# Set exercise
Only lines holding the word "питания" should be copied from the material.

Start

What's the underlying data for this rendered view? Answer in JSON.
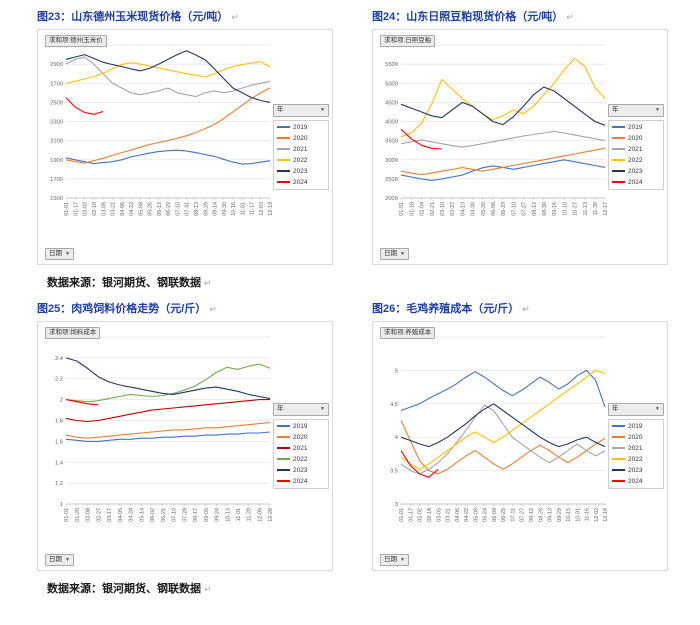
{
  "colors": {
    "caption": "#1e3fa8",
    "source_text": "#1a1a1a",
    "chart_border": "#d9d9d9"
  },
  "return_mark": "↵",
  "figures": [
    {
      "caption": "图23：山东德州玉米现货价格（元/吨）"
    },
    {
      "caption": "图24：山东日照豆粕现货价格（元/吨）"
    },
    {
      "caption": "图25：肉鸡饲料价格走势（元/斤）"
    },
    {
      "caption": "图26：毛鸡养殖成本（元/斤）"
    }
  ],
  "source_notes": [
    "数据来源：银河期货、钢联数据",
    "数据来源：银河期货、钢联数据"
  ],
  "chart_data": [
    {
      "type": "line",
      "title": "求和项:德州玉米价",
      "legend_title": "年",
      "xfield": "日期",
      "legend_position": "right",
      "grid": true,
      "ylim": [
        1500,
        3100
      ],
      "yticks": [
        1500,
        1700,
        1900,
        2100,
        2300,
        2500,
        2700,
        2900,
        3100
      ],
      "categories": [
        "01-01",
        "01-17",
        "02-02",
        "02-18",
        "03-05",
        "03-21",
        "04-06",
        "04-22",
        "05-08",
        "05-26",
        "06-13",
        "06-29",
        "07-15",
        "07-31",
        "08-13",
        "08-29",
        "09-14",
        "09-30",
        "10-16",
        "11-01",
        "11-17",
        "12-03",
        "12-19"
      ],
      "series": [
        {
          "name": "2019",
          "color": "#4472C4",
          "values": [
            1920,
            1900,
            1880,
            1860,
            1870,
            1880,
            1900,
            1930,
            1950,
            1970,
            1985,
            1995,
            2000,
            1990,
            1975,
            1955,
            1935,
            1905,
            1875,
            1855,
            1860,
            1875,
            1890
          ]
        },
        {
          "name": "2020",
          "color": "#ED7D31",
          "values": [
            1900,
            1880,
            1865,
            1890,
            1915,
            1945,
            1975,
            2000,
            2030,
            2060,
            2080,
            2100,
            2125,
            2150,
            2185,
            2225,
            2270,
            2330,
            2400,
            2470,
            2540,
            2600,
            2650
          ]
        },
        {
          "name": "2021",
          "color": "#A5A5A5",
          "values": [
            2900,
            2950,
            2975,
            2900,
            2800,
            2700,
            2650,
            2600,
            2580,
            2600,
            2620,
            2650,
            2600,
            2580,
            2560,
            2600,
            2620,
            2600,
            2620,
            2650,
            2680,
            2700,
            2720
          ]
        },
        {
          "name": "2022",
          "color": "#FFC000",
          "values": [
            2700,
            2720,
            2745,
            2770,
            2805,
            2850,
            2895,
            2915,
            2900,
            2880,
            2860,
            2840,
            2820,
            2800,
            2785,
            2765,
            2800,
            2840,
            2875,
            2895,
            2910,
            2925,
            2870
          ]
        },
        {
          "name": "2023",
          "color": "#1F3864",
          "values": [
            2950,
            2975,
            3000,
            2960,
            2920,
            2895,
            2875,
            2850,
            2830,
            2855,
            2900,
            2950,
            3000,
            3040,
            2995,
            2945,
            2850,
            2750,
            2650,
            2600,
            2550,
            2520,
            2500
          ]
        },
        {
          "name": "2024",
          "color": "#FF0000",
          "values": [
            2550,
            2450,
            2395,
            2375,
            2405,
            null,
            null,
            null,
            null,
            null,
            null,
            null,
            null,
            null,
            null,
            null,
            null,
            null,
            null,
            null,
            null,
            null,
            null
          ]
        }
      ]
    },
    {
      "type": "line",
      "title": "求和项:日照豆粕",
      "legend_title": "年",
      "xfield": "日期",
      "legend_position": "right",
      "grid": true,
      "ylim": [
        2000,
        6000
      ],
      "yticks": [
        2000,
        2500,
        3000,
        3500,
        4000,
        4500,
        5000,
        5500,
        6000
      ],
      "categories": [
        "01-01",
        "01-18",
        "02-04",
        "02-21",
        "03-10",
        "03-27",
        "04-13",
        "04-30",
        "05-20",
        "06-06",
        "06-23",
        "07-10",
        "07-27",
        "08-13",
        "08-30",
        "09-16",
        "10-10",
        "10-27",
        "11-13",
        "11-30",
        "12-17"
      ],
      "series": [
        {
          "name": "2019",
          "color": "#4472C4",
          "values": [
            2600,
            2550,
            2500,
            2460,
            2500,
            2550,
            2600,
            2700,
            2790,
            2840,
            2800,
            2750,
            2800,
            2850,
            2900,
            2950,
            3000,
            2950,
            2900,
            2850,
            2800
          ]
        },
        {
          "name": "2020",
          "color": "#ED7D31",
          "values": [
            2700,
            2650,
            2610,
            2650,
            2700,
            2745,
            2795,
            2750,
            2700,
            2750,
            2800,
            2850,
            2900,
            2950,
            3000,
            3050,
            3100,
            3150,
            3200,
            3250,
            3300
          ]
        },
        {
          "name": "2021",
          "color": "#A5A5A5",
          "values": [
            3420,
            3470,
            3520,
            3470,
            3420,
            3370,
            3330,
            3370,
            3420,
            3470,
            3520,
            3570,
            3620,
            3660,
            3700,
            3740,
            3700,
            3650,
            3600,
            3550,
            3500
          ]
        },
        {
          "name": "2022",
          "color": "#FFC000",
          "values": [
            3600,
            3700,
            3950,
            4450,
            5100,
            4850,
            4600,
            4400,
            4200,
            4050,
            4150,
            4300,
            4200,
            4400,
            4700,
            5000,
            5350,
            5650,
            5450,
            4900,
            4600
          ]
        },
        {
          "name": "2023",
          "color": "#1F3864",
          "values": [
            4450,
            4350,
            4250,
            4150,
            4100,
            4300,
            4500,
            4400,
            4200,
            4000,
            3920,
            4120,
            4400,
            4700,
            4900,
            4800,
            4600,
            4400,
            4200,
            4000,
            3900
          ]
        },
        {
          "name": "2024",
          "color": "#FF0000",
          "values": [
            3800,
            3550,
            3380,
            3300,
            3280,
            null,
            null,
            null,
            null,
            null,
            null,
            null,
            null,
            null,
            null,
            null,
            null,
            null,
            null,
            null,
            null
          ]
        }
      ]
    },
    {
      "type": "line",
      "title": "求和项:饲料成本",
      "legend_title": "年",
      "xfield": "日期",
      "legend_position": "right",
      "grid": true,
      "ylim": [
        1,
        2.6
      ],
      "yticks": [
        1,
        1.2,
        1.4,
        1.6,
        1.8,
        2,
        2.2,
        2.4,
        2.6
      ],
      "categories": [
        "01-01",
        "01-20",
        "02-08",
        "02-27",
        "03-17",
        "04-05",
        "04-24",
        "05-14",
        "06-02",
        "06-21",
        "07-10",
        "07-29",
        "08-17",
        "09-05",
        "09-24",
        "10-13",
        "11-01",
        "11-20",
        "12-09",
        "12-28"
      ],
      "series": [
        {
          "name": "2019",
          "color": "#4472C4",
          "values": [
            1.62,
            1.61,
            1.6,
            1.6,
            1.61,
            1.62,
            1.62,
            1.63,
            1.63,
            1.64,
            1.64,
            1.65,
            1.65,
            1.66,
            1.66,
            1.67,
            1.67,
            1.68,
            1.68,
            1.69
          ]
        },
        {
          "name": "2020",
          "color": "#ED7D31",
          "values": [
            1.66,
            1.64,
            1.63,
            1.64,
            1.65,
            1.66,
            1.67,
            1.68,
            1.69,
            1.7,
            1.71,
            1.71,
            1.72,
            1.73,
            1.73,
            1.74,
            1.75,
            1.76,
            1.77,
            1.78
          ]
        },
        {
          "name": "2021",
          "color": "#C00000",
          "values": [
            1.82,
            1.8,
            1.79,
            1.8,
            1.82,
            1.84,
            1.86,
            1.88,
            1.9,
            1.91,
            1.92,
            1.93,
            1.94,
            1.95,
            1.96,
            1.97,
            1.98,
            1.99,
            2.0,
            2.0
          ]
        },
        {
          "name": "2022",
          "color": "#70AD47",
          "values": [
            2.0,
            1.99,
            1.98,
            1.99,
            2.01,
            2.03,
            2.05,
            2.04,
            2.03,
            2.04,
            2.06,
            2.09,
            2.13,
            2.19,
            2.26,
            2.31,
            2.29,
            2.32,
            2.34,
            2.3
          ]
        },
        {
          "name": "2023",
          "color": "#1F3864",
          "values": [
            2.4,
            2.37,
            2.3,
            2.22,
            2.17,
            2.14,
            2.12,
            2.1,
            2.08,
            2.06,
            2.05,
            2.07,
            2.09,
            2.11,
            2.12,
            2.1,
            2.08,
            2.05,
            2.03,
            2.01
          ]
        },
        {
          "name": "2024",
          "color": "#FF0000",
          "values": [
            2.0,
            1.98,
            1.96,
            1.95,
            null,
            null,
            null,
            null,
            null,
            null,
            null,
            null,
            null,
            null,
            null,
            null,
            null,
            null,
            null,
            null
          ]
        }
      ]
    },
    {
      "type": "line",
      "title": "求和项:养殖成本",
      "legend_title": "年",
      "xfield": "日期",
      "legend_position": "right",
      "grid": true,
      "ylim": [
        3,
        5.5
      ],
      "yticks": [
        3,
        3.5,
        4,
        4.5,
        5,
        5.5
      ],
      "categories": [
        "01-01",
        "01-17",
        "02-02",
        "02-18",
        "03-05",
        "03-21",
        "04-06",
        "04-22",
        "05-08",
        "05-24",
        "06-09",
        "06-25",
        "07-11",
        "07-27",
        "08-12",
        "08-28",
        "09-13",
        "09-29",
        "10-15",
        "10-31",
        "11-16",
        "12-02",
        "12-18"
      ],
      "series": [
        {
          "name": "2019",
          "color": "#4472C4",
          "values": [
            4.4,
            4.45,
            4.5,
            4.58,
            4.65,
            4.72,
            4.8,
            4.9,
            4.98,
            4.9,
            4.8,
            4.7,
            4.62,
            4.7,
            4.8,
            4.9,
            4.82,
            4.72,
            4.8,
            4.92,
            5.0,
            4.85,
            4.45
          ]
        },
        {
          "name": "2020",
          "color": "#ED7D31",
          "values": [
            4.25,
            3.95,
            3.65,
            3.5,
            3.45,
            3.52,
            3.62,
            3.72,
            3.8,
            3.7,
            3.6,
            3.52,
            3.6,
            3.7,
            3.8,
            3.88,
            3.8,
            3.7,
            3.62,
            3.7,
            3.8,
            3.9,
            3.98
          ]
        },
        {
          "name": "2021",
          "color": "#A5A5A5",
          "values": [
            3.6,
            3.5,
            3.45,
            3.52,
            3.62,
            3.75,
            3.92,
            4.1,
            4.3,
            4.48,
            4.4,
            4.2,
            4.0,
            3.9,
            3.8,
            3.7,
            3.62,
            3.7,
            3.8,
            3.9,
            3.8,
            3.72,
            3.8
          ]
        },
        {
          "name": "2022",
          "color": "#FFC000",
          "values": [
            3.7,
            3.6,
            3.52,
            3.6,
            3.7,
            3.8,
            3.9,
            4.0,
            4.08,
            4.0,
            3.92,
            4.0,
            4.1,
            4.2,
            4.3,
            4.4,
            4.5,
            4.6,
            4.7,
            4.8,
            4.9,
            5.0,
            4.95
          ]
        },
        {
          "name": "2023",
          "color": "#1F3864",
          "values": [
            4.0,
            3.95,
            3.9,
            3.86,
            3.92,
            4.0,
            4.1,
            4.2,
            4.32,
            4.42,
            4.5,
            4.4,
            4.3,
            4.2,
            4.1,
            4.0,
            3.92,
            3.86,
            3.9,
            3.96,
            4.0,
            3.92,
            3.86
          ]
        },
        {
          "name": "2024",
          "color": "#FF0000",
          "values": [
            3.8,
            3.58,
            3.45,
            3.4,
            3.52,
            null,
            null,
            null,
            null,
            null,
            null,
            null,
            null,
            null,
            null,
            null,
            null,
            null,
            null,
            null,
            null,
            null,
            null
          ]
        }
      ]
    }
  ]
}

End
Start

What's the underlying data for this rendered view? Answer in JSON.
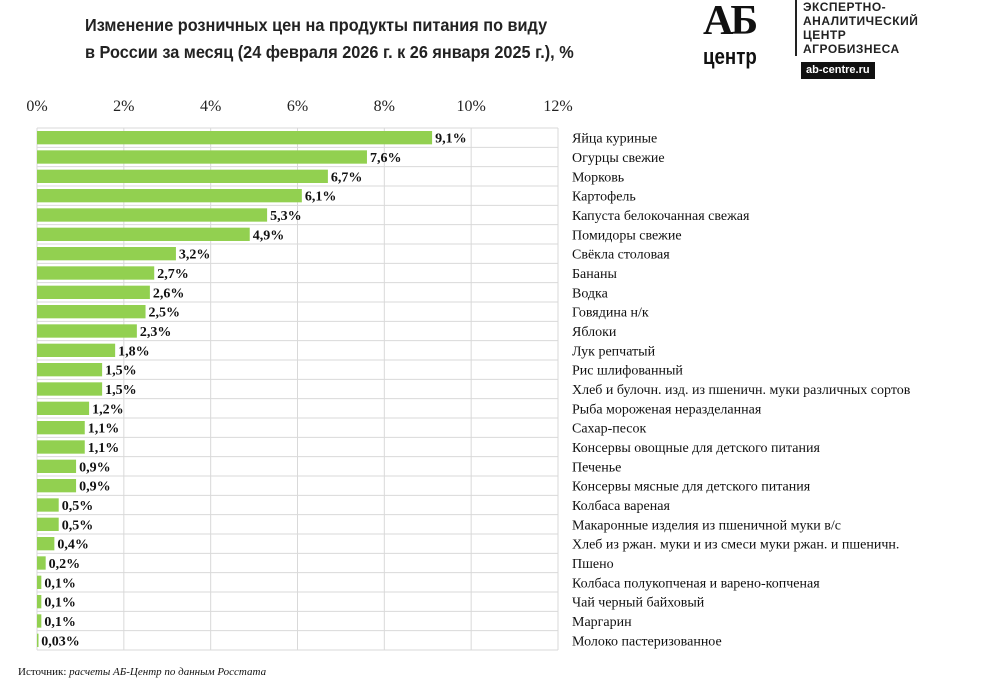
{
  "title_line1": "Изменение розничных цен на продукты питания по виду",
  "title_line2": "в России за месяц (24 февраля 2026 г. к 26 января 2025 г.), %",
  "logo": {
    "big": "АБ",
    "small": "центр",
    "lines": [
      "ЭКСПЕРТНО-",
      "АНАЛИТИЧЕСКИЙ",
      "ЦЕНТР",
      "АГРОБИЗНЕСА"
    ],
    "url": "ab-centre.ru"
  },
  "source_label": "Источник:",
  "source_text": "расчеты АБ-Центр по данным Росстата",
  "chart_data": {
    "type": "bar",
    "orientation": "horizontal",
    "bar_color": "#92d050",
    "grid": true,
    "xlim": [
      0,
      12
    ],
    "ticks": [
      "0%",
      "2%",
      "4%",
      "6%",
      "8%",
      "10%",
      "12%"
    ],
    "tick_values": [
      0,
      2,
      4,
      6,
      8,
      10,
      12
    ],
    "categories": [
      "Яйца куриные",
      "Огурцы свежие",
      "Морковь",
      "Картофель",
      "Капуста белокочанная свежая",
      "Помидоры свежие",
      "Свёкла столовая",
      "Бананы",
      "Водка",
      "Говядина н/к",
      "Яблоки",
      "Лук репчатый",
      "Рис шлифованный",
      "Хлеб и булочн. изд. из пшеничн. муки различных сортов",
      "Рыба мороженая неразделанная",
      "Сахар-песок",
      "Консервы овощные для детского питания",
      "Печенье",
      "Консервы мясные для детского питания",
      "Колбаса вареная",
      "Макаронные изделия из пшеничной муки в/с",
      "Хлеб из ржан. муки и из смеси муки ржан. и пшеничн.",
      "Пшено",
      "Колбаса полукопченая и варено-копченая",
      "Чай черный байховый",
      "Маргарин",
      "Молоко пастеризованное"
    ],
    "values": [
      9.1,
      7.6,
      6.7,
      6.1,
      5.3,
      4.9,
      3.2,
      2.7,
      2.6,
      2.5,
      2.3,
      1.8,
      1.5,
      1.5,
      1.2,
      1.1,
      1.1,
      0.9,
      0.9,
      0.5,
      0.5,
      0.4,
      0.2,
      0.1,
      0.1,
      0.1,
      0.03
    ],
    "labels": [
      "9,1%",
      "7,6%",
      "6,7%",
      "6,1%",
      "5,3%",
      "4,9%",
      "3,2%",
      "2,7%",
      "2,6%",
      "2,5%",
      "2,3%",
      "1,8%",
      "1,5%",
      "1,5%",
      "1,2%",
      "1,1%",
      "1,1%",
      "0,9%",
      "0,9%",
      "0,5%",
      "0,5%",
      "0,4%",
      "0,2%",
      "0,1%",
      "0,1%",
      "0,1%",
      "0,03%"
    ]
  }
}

End
Start

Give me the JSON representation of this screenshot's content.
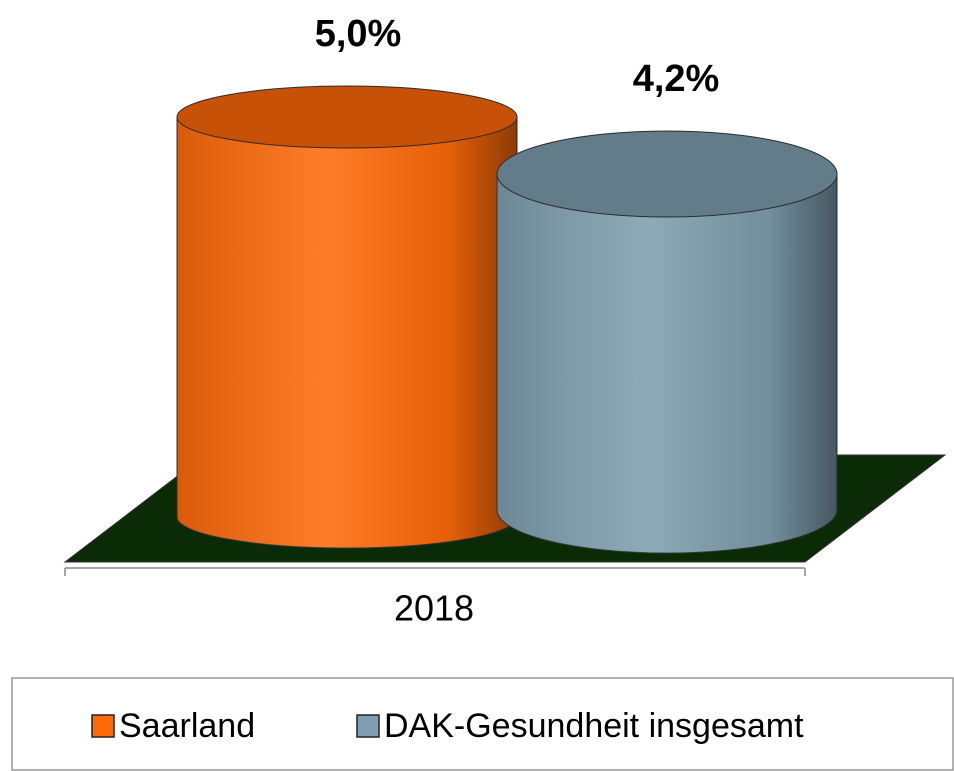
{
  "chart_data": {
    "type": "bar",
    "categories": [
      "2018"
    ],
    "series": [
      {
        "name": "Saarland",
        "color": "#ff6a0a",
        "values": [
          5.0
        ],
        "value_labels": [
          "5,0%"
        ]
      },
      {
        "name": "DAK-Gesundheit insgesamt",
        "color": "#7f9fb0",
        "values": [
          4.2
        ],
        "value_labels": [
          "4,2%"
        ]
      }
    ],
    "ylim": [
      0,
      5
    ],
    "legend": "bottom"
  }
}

End

# Written response
  "title_line1": "Изменение розничных цен на продукты питания по виду",
      "Консервы овощные для детского питания",
      "Консервы мясные для детского питания",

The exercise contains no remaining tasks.